[Begin Raw records]
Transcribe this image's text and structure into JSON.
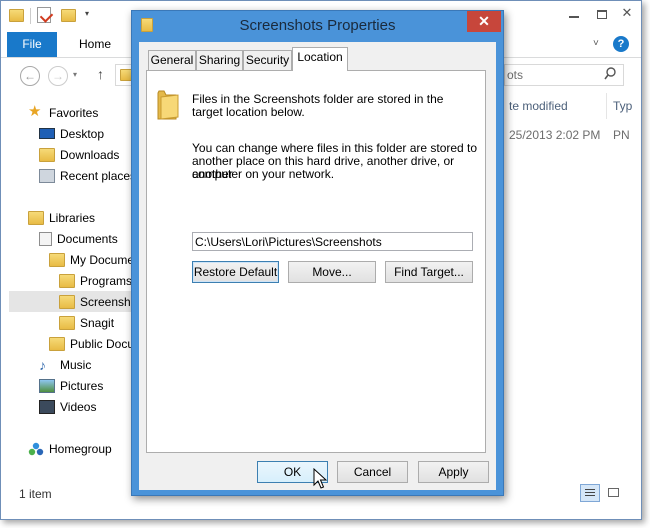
{
  "explorer": {
    "ribbon": {
      "file_label": "File",
      "home_label": "Home"
    },
    "search_placeholder_fragment": "ots",
    "columns": {
      "date_modified_fragment": "te modified",
      "type_fragment": "Typ"
    },
    "file_row": {
      "date_fragment": "25/2013 2:02 PM",
      "type_fragment": "PN"
    },
    "nav": {
      "favorites": "Favorites",
      "desktop": "Desktop",
      "downloads": "Downloads",
      "recent_places": "Recent places",
      "libraries": "Libraries",
      "documents": "Documents",
      "my_documents": "My Docume",
      "programs": "Programs",
      "screenshots": "Screenshots",
      "snagit": "Snagit",
      "public_documents": "Public Docu",
      "music": "Music",
      "pictures": "Pictures",
      "videos": "Videos",
      "homegroup": "Homegroup"
    },
    "status": {
      "item_count": "1 item"
    }
  },
  "dialog": {
    "title": "Screenshots Properties",
    "close_glyph": "✕",
    "tabs": [
      "General",
      "Sharing",
      "Security",
      "Location"
    ],
    "active_tab": "Location",
    "info_line1": "Files in the Screenshots folder are stored in the",
    "info_line2": "target location below.",
    "desc_line1": "You can change where files in this folder are stored to",
    "desc_line2": "another place on this hard drive, another drive, or another",
    "desc_line3": "computer on your network.",
    "path_value": "C:\\Users\\Lori\\Pictures\\Screenshots",
    "buttons": {
      "restore_default": "Restore Default",
      "move": "Move...",
      "find_target": "Find Target...",
      "ok": "OK",
      "cancel": "Cancel",
      "apply": "Apply"
    }
  }
}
[End Raw records]
> [Task details] From the listing above, return each line with the word "this".

> [Solution]
Transcribe this image's text and structure into JSON.
    "desc_line1": "You can change where files in this folder are stored to",
    "desc_line2": "another place on this hard drive, another drive, or another",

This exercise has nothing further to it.